▸ Texto para leitura:
Fundado pela Oi, sua principal mantenedora, e com gestão do Oi Futuro, em 2024 o Futuros – Arte e Tecnologia conta com patrocínio de BNY e EY, com apoio do Governo Federal através da Lei Federal de Incentivo à Cultura. Por meio da Lei Municipal de Incentivo à Cultura do Rio de Janeiro – Lei do ISS, o projeto Vem, Futuro! Ano 2 é realizado pela Zucca Produções, em parceria com o Oi Futuro, no centro cultural, com patrocínio da Serede, Oi, Tahto e Prefeitura do Rio de Janeiro/SMC, oferecendo programação cultural, ações educativas e abrangendo infraestrutura de apoio nas galerias, no teatro e no Musehum.

Sinopse:

Num planeta em crise, um indígena nascido numa aldeia, em Rondônia, investiga as raízes de seu povo apagadas pela colonização. Inspirado nas obras de Ailton Krenak.

▸ Material extraído:

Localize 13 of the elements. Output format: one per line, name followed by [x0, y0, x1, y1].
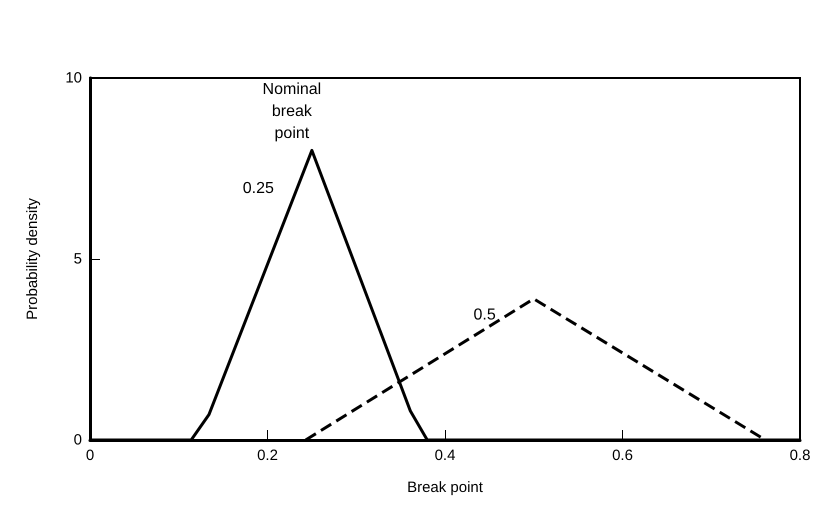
y-tick-label: 0 [74, 432, 82, 448]
y-axis-title: Probability density [24, 198, 41, 320]
y-tick-label: 5 [74, 250, 82, 268]
x-tick-label: 0.2 [257, 447, 278, 464]
legend-title: Nominal break point [262, 80, 322, 142]
x-tick-label: 0 [86, 447, 94, 464]
series-label: 0.25 [242, 180, 274, 197]
y-tick-label: 10 [65, 70, 82, 86]
x-tick-label: 0.8 [790, 447, 810, 464]
series-label: 0.5 [474, 306, 496, 324]
x-tick-label: 0.4 [434, 447, 456, 464]
x-axis-title: Break point [407, 479, 484, 496]
x-tick-label: 0.6 [612, 447, 633, 464]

▸ Tarefa proposta:
Reproduza, sem qualquer alteração, o trecho do texto para leitura que vai de "Fundado pela Oi, sua" a "e no Musehum.".

▸ Tarefa resolvida:
Fundado pela Oi, sua principal mantenedora, e com gestão do Oi Futuro, em 2024 o Futuros – Arte e Tecnologia conta com patrocínio de BNY e EY, com apoio do Governo Federal através da Lei Federal de Incentivo à Cultura. Por meio da Lei Municipal de Incentivo à Cultura do Rio de Janeiro – Lei do ISS, o projeto Vem, Futuro! Ano 2 é realizado pela Zucca Produções, em parceria com o Oi Futuro, no centro cultural, com patrocínio da Serede, Oi, Tahto e Prefeitura do Rio de Janeiro/SMC, oferecendo programação cultural, ações educativas e abrangendo infraestrutura de apoio nas galerias, no teatro e no Musehum.